___ The data
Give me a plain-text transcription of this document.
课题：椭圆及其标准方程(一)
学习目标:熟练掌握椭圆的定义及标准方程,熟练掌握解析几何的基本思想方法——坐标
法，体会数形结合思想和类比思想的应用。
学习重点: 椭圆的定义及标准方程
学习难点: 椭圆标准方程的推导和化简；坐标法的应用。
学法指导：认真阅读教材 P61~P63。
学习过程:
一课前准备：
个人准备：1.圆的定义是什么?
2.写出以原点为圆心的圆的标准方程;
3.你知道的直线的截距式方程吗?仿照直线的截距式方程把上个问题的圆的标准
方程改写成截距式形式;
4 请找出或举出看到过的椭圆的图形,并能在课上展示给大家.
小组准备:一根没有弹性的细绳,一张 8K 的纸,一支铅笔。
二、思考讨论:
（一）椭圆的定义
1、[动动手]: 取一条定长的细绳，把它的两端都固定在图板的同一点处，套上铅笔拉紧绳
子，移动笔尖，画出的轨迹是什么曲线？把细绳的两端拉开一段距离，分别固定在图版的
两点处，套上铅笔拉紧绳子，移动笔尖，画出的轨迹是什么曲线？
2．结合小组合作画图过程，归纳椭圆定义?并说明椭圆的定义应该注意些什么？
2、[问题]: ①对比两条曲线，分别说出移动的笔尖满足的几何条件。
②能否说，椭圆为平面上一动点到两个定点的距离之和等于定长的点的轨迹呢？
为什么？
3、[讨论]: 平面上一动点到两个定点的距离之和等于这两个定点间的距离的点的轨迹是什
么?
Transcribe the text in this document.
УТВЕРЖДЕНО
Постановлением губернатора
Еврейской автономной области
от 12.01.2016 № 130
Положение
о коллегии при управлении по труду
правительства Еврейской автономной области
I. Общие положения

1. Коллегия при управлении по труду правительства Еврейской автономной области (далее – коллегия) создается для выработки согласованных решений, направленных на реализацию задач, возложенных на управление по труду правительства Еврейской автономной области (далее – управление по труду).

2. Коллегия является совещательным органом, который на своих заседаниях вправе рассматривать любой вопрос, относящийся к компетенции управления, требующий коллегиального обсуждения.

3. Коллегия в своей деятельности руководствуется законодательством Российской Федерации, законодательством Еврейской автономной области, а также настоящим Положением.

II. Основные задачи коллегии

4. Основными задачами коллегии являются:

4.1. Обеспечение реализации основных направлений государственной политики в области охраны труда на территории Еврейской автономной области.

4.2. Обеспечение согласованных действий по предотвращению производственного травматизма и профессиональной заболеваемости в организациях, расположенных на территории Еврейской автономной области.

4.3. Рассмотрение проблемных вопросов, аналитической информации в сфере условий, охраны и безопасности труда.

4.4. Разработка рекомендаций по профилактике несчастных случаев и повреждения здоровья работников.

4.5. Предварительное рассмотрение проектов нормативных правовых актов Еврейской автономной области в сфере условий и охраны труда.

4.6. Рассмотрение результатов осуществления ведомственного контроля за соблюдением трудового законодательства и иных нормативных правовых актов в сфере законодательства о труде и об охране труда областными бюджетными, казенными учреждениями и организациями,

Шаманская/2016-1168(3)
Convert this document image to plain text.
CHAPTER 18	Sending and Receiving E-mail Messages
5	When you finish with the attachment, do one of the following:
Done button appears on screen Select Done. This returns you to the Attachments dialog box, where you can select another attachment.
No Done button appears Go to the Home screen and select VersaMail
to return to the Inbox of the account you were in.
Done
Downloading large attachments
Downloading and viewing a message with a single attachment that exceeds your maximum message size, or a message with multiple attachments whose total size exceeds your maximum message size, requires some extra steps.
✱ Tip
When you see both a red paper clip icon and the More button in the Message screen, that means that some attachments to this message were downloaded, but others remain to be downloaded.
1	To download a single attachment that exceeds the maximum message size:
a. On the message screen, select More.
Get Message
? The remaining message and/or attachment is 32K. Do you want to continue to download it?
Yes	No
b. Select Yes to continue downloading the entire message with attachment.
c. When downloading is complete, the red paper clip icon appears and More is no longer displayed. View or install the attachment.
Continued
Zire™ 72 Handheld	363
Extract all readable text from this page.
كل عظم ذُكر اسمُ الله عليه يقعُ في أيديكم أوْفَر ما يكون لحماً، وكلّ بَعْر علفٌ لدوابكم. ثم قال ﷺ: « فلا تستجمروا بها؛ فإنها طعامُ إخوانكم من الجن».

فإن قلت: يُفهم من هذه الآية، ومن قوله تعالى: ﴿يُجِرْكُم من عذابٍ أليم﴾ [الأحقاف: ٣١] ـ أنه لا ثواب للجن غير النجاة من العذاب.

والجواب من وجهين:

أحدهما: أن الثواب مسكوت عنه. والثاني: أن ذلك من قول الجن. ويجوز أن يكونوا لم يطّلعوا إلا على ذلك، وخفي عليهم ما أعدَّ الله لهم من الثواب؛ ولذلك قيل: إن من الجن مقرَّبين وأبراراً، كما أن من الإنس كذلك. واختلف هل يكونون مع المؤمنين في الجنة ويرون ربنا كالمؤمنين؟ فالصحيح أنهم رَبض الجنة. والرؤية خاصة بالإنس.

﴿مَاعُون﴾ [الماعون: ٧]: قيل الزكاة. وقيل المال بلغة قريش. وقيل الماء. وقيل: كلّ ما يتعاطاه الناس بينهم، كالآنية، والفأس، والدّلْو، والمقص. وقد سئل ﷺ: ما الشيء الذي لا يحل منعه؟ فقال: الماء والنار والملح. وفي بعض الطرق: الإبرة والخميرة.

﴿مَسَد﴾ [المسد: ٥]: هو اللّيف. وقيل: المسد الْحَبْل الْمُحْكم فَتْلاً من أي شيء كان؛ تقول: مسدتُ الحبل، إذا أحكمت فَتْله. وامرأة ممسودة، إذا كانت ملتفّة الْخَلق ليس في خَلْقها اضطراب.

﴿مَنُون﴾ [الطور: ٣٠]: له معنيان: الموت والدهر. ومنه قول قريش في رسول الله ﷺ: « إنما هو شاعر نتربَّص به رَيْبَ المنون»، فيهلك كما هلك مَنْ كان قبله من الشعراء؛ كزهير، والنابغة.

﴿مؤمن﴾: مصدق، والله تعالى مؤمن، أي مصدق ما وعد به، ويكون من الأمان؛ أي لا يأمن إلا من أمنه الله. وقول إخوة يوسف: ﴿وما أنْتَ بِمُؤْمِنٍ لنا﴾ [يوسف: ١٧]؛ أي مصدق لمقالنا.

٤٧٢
______
## Aim
Quote each line above in full, word for word.

## Expected answer
Give me a plain-text transcription of this document.
课题：椭圆及其标准方程(一)
学习目标:熟练掌握椭圆的定义及标准方程,熟练掌握解析几何的基本思想方法——坐标
法，体会数形结合思想和类比思想的应用。
学习重点: 椭圆的定义及标准方程
学习难点: 椭圆标准方程的推导和化简；坐标法的应用。
学法指导：认真阅读教材 P61~P63。
学习过程:
一课前准备：
个人准备：1.圆的定义是什么?
2.写出以原点为圆心的圆的标准方程;
3.你知道的直线的截距式方程吗?仿照直线的截距式方程把上个问题的圆的标准
方程改写成截距式形式;
4 请找出或举出看到过的椭圆的图形,并能在课上展示给大家.
小组准备:一根没有弹性的细绳,一张 8K 的纸,一支铅笔。
二、思考讨论:
（一）椭圆的定义
1、[动动手]: 取一条定长的细绳，把它的两端都固定在图板的同一点处，套上铅笔拉紧绳
子，移动笔尖，画出的轨迹是什么曲线？把细绳的两端拉开一段距离，分别固定在图版的
两点处，套上铅笔拉紧绳子，移动笔尖，画出的轨迹是什么曲线？
2．结合小组合作画图过程，归纳椭圆定义?并说明椭圆的定义应该注意些什么？
2、[问题]: ①对比两条曲线，分别说出移动的笔尖满足的几何条件。
②能否说，椭圆为平面上一动点到两个定点的距离之和等于定长的点的轨迹呢？
为什么？
3、[讨论]: 平面上一动点到两个定点的距离之和等于这两个定点间的距离的点的轨迹是什
么?
Transcribe the text in this document.
УТВЕРЖДЕНО
Постановлением губернатора
Еврейской автономной области
от 12.01.2016 № 130
Положение
о коллегии при управлении по труду
правительства Еврейской автономной области
I. Общие положения

1. Коллегия при управлении по труду правительства Еврейской автономной области (далее – коллегия) создается для выработки согласованных решений, направленных на реализацию задач, возложенных на управление по труду правительства Еврейской автономной области (далее – управление по труду).

2. Коллегия является совещательным органом, который на своих заседаниях вправе рассматривать любой вопрос, относящийся к компетенции управления, требующий коллегиального обсуждения.

3. Коллегия в своей деятельности руководствуется законодательством Российской Федерации, законодательством Еврейской автономной области, а также настоящим Положением.

II. Основные задачи коллегии

4. Основными задачами коллегии являются:

4.1. Обеспечение реализации основных направлений государственной политики в области охраны труда на территории Еврейской автономной области.

4.2. Обеспечение согласованных действий по предотвращению производственного травматизма и профессиональной заболеваемости в организациях, расположенных на территории Еврейской автономной области.

4.3. Рассмотрение проблемных вопросов, аналитической информации в сфере условий, охраны и безопасности труда.

4.4. Разработка рекомендаций по профилактике несчастных случаев и повреждения здоровья работников.

4.5. Предварительное рассмотрение проектов нормативных правовых актов Еврейской автономной области в сфере условий и охраны труда.

4.6. Рассмотрение результатов осуществления ведомственного контроля за соблюдением трудового законодательства и иных нормативных правовых актов в сфере законодательства о труде и об охране труда областными бюджетными, казенными учреждениями и организациями,

Шаманская/2016-1168(3)
Convert this document image to plain text.
CHAPTER 18	Sending and Receiving E-mail Messages
5	When you finish with the attachment, do one of the following:
Done button appears on screen Select Done. This returns you to the Attachments dialog box, where you can select another attachment.
No Done button appears Go to the Home screen and select VersaMail
to return to the Inbox of the account you were in.
Done
Downloading large attachments
Downloading and viewing a message with a single attachment that exceeds your maximum message size, or a message with multiple attachments whose total size exceeds your maximum message size, requires some extra steps.
✱ Tip
When you see both a red paper clip icon and the More button in the Message screen, that means that some attachments to this message were downloaded, but others remain to be downloaded.
1	To download a single attachment that exceeds the maximum message size:
a. On the message screen, select More.
Get Message
? The remaining message and/or attachment is 32K. Do you want to continue to download it?
Yes	No
b. Select Yes to continue downloading the entire message with attachment.
c. When downloading is complete, the red paper clip icon appears and More is no longer displayed. View or install the attachment.
Continued
Zire™ 72 Handheld	363
Extract all readable text from this page.
كل عظم ذُكر اسمُ الله عليه يقعُ في أيديكم أوْفَر ما يكون لحماً، وكلّ بَعْر علفٌ لدوابكم. ثم قال ﷺ: « فلا تستجمروا بها؛ فإنها طعامُ إخوانكم من الجن».

فإن قلت: يُفهم من هذه الآية، ومن قوله تعالى: ﴿يُجِرْكُم من عذابٍ أليم﴾ [الأحقاف: ٣١] ـ أنه لا ثواب للجن غير النجاة من العذاب.

والجواب من وجهين:

أحدهما: أن الثواب مسكوت عنه. والثاني: أن ذلك من قول الجن. ويجوز أن يكونوا لم يطّلعوا إلا على ذلك، وخفي عليهم ما أعدَّ الله لهم من الثواب؛ ولذلك قيل: إن من الجن مقرَّبين وأبراراً، كما أن من الإنس كذلك. واختلف هل يكونون مع المؤمنين في الجنة ويرون ربنا كالمؤمنين؟ فالصحيح أنهم رَبض الجنة. والرؤية خاصة بالإنس.

﴿مَاعُون﴾ [الماعون: ٧]: قيل الزكاة. وقيل المال بلغة قريش. وقيل الماء. وقيل: كلّ ما يتعاطاه الناس بينهم، كالآنية، والفأس، والدّلْو، والمقص. وقد سئل ﷺ: ما الشيء الذي لا يحل منعه؟ فقال: الماء والنار والملح. وفي بعض الطرق: الإبرة والخميرة.

﴿مَسَد﴾ [المسد: ٥]: هو اللّيف. وقيل: المسد الْحَبْل الْمُحْكم فَتْلاً من أي شيء كان؛ تقول: مسدتُ الحبل، إذا أحكمت فَتْله. وامرأة ممسودة، إذا كانت ملتفّة الْخَلق ليس في خَلْقها اضطراب.

﴿مَنُون﴾ [الطور: ٣٠]: له معنيان: الموت والدهر. ومنه قول قريش في رسول الله ﷺ: « إنما هو شاعر نتربَّص به رَيْبَ المنون»، فيهلك كما هلك مَنْ كان قبله من الشعراء؛ كزهير، والنابغة.

﴿مؤمن﴾: مصدق، والله تعالى مؤمن، أي مصدق ما وعد به، ويكون من الأمان؛ أي لا يأمن إلا من أمنه الله. وقول إخوة يوسف: ﴿وما أنْتَ بِمُؤْمِنٍ لنا﴾ [يوسف: ١٧]؛ أي مصدق لمقالنا.

٤٧٢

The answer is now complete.